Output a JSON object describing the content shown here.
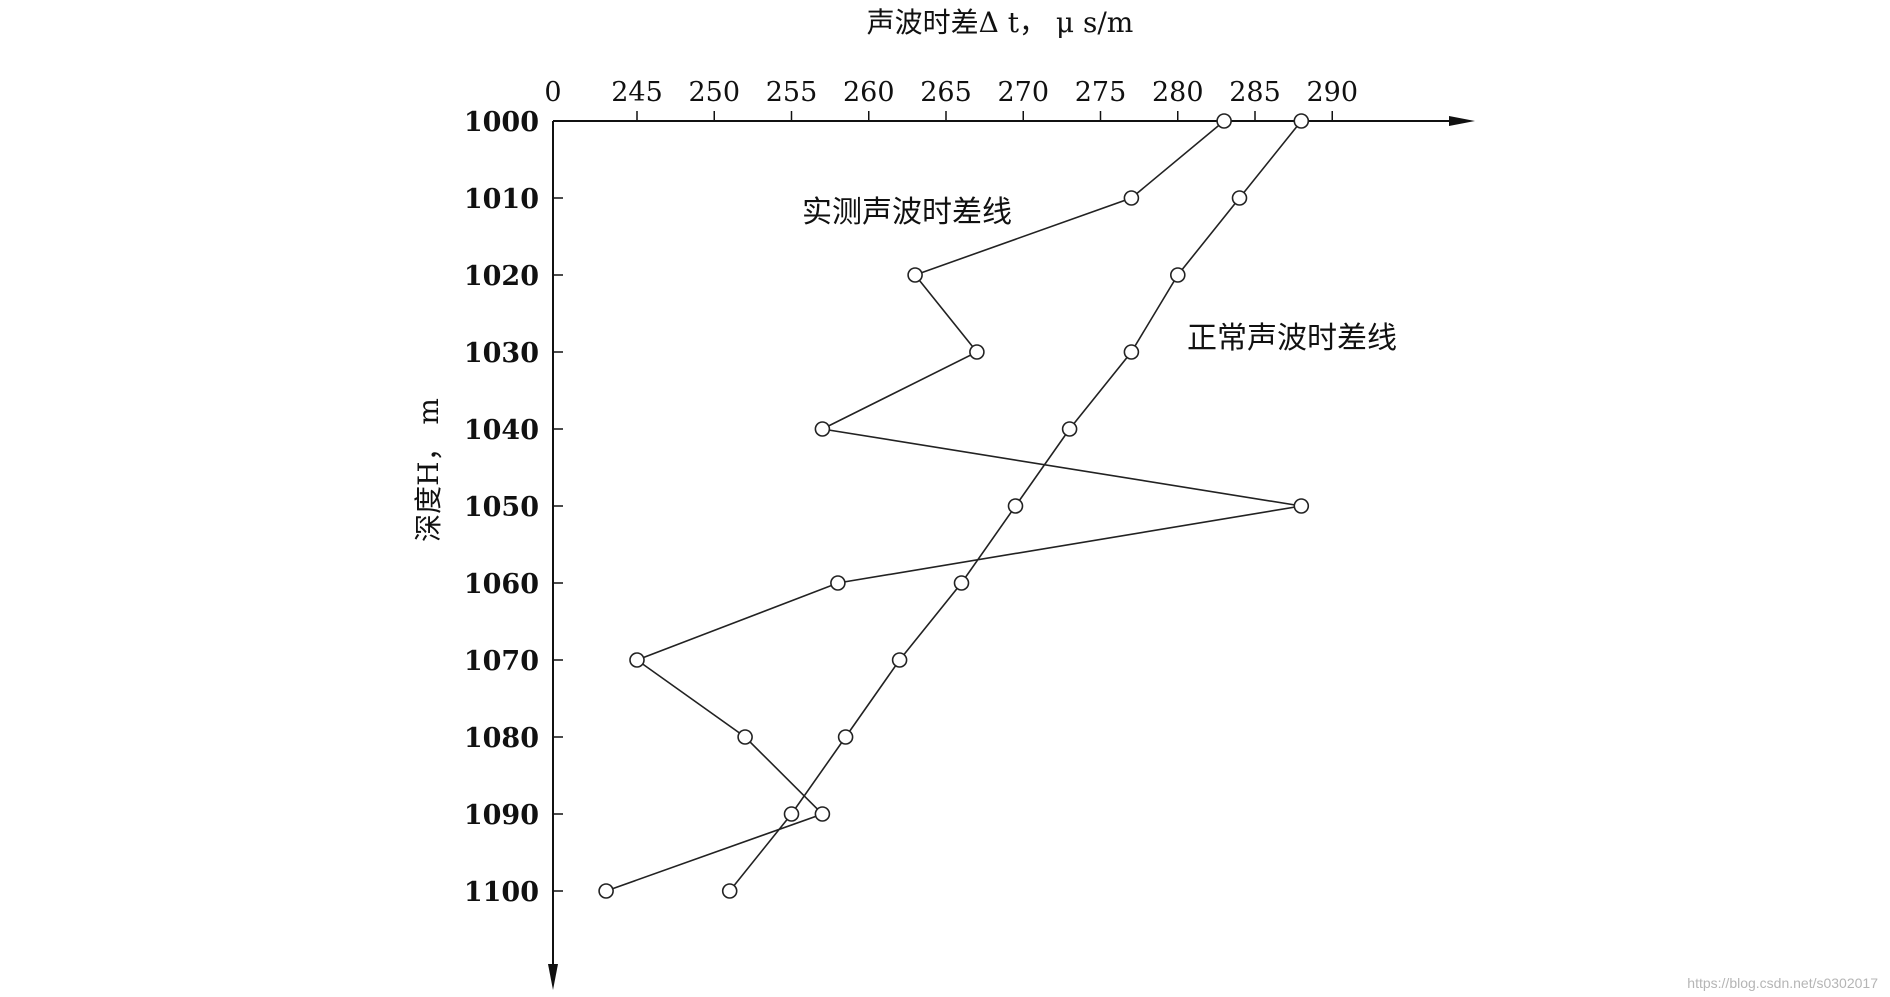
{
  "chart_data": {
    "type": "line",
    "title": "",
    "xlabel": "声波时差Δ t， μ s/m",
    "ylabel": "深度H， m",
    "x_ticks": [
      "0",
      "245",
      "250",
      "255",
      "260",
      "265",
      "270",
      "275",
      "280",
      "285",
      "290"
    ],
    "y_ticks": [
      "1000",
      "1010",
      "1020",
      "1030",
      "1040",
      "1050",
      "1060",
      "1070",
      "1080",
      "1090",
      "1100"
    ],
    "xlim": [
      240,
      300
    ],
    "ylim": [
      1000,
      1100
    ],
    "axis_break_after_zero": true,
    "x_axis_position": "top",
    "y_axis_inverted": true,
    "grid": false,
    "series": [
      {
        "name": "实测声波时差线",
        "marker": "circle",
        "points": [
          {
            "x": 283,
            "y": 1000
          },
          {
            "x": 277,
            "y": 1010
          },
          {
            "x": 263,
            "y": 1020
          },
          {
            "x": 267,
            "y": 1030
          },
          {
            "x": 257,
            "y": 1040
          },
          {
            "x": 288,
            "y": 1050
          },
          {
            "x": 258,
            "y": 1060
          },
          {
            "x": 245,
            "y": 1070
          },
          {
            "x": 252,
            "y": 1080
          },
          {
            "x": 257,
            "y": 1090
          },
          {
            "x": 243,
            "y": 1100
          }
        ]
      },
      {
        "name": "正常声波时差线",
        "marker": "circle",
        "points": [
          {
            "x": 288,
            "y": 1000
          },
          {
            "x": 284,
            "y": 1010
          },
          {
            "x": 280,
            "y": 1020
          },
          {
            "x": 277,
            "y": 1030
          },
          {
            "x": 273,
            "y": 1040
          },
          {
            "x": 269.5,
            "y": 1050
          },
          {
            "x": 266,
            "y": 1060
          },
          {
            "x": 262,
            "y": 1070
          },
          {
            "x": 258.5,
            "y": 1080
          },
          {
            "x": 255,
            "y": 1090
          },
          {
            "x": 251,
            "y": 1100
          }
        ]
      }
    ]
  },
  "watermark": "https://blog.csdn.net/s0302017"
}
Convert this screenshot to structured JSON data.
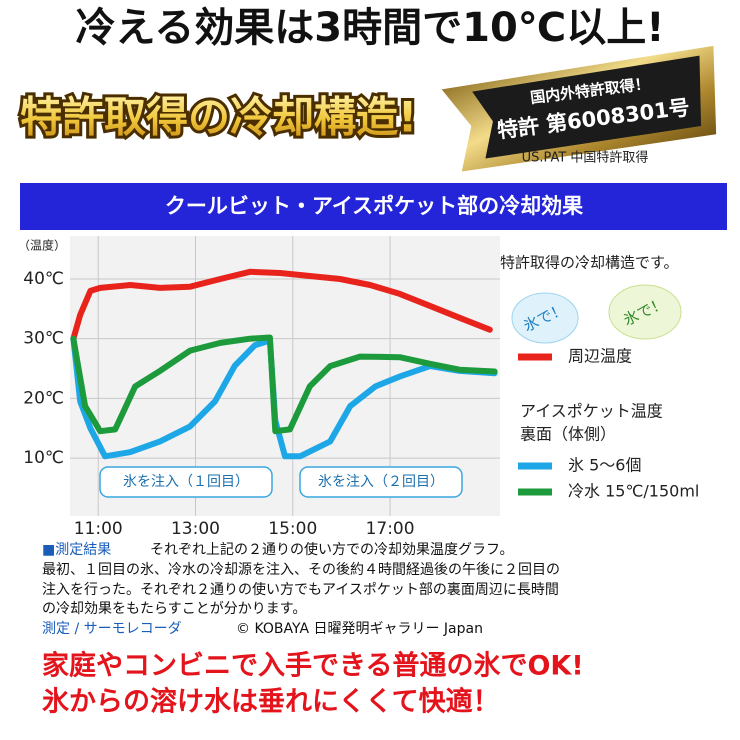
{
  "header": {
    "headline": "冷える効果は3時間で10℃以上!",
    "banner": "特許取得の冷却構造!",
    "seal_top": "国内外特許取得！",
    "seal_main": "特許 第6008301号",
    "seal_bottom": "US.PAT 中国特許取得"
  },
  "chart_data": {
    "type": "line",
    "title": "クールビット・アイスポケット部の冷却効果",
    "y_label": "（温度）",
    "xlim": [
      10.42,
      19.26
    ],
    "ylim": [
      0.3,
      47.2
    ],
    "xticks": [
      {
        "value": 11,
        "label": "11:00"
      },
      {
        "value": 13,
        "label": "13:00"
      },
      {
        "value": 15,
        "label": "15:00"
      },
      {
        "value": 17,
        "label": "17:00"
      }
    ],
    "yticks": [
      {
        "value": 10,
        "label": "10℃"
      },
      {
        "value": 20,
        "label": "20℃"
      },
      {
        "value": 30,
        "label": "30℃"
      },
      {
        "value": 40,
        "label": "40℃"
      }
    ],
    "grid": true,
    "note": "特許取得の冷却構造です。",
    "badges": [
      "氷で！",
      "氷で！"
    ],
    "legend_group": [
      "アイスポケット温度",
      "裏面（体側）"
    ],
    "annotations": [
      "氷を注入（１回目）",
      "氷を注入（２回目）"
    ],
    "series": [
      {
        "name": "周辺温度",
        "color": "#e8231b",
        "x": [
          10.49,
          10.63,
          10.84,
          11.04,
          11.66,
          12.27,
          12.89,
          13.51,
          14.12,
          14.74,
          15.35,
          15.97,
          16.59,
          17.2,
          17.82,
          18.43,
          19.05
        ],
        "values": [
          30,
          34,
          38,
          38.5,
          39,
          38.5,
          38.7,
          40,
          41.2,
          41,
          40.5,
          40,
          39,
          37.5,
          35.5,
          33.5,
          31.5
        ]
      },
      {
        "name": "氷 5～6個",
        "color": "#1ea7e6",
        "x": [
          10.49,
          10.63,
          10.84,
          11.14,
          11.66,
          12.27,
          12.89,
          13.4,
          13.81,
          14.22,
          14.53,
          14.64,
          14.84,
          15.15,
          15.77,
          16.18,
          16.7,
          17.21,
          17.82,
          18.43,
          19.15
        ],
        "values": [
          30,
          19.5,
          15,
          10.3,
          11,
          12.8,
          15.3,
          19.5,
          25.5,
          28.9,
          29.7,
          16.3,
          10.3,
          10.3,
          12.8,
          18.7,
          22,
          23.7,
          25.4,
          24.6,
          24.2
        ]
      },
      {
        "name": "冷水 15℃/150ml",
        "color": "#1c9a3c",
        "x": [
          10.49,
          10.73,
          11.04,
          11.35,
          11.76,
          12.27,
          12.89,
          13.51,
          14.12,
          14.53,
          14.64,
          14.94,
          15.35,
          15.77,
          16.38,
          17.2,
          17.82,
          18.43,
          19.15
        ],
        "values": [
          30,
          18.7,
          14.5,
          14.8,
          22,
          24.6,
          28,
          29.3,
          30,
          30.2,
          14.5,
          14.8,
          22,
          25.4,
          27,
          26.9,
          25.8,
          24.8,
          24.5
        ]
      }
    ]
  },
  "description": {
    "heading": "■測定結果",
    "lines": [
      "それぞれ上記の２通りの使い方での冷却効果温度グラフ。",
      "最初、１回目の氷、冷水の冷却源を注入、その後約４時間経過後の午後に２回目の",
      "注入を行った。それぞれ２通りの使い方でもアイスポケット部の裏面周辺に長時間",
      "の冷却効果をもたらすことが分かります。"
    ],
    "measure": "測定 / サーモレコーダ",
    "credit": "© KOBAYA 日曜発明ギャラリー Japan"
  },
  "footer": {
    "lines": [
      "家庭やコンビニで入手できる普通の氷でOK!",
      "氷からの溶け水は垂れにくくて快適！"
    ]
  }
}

----------------------------------------

§ **Instructions to follow**: Each entry gets copied exactly; the pictures stay out.

§ **The response**:
Output a JSON object describing the content shown here.
{
  "chart_data": {
    "type": "line",
    "title": "",
    "xlabel": "声波时差Δ t， μ s/m",
    "ylabel": "深度H， m",
    "x_ticks": [
      "0",
      "245",
      "250",
      "255",
      "260",
      "265",
      "270",
      "275",
      "280",
      "285",
      "290"
    ],
    "y_ticks": [
      "1000",
      "1010",
      "1020",
      "1030",
      "1040",
      "1050",
      "1060",
      "1070",
      "1080",
      "1090",
      "1100"
    ],
    "xlim": [
      240,
      300
    ],
    "ylim": [
      1000,
      1100
    ],
    "axis_break_after_zero": true,
    "x_axis_position": "top",
    "y_axis_inverted": true,
    "grid": false,
    "series": [
      {
        "name": "实测声波时差线",
        "marker": "circle",
        "points": [
          {
            "x": 283,
            "y": 1000
          },
          {
            "x": 277,
            "y": 1010
          },
          {
            "x": 263,
            "y": 1020
          },
          {
            "x": 267,
            "y": 1030
          },
          {
            "x": 257,
            "y": 1040
          },
          {
            "x": 288,
            "y": 1050
          },
          {
            "x": 258,
            "y": 1060
          },
          {
            "x": 245,
            "y": 1070
          },
          {
            "x": 252,
            "y": 1080
          },
          {
            "x": 257,
            "y": 1090
          },
          {
            "x": 243,
            "y": 1100
          }
        ]
      },
      {
        "name": "正常声波时差线",
        "marker": "circle",
        "points": [
          {
            "x": 288,
            "y": 1000
          },
          {
            "x": 284,
            "y": 1010
          },
          {
            "x": 280,
            "y": 1020
          },
          {
            "x": 277,
            "y": 1030
          },
          {
            "x": 273,
            "y": 1040
          },
          {
            "x": 269.5,
            "y": 1050
          },
          {
            "x": 266,
            "y": 1060
          },
          {
            "x": 262,
            "y": 1070
          },
          {
            "x": 258.5,
            "y": 1080
          },
          {
            "x": 255,
            "y": 1090
          },
          {
            "x": 251,
            "y": 1100
          }
        ]
      }
    ]
  },
  "watermark": "https://blog.csdn.net/s0302017"
}
Convert this screenshot to structured JSON data.
{
  "header": {
    "headline": "冷える効果は3時間で10℃以上!",
    "banner": "特許取得の冷却構造!",
    "seal_top": "国内外特許取得！",
    "seal_main": "特許 第6008301号",
    "seal_bottom": "US.PAT 中国特許取得"
  },
  "chart_data": {
    "type": "line",
    "title": "クールビット・アイスポケット部の冷却効果",
    "y_label": "（温度）",
    "xlim": [
      10.42,
      19.26
    ],
    "ylim": [
      0.3,
      47.2
    ],
    "xticks": [
      {
        "value": 11,
        "label": "11:00"
      },
      {
        "value": 13,
        "label": "13:00"
      },
      {
        "value": 15,
        "label": "15:00"
      },
      {
        "value": 17,
        "label": "17:00"
      }
    ],
    "yticks": [
      {
        "value": 10,
        "label": "10℃"
      },
      {
        "value": 20,
        "label": "20℃"
      },
      {
        "value": 30,
        "label": "30℃"
      },
      {
        "value": 40,
        "label": "40℃"
      }
    ],
    "grid": true,
    "note": "特許取得の冷却構造です。",
    "badges": [
      "氷で！",
      "氷で！"
    ],
    "legend_group": [
      "アイスポケット温度",
      "裏面（体側）"
    ],
    "annotations": [
      "氷を注入（１回目）",
      "氷を注入（２回目）"
    ],
    "series": [
      {
        "name": "周辺温度",
        "color": "#e8231b",
        "x": [
          10.49,
          10.63,
          10.84,
          11.04,
          11.66,
          12.27,
          12.89,
          13.51,
          14.12,
          14.74,
          15.35,
          15.97,
          16.59,
          17.2,
          17.82,
          18.43,
          19.05
        ],
        "values": [
          30,
          34,
          38,
          38.5,
          39,
          38.5,
          38.7,
          40,
          41.2,
          41,
          40.5,
          40,
          39,
          37.5,
          35.5,
          33.5,
          31.5
        ]
      },
      {
        "name": "氷 5～6個",
        "color": "#1ea7e6",
        "x": [
          10.49,
          10.63,
          10.84,
          11.14,
          11.66,
          12.27,
          12.89,
          13.4,
          13.81,
          14.22,
          14.53,
          14.64,
          14.84,
          15.15,
          15.77,
          16.18,
          16.7,
          17.21,
          17.82,
          18.43,
          19.15
        ],
        "values": [
          30,
          19.5,
          15,
          10.3,
          11,
          12.8,
          15.3,
          19.5,
          25.5,
          28.9,
          29.7,
          16.3,
          10.3,
          10.3,
          12.8,
          18.7,
          22,
          23.7,
          25.4,
          24.6,
          24.2
        ]
      },
      {
        "name": "冷水 15℃/150ml",
        "color": "#1c9a3c",
        "x": [
          10.49,
          10.73,
          11.04,
          11.35,
          11.76,
          12.27,
          12.89,
          13.51,
          14.12,
          14.53,
          14.64,
          14.94,
          15.35,
          15.77,
          16.38,
          17.2,
          17.82,
          18.43,
          19.15
        ],
        "values": [
          30,
          18.7,
          14.5,
          14.8,
          22,
          24.6,
          28,
          29.3,
          30,
          30.2,
          14.5,
          14.8,
          22,
          25.4,
          27,
          26.9,
          25.8,
          24.8,
          24.5
        ]
      }
    ]
  },
  "description": {
    "heading": "■測定結果",
    "lines": [
      "それぞれ上記の２通りの使い方での冷却効果温度グラフ。",
      "最初、１回目の氷、冷水の冷却源を注入、その後約４時間経過後の午後に２回目の",
      "注入を行った。それぞれ２通りの使い方でもアイスポケット部の裏面周辺に長時間",
      "の冷却効果をもたらすことが分かります。"
    ],
    "measure": "測定 / サーモレコーダ",
    "credit": "© KOBAYA 日曜発明ギャラリー Japan"
  },
  "footer": {
    "lines": [
      "家庭やコンビニで入手できる普通の氷でOK!",
      "氷からの溶け水は垂れにくくて快適！"
    ]
  }
}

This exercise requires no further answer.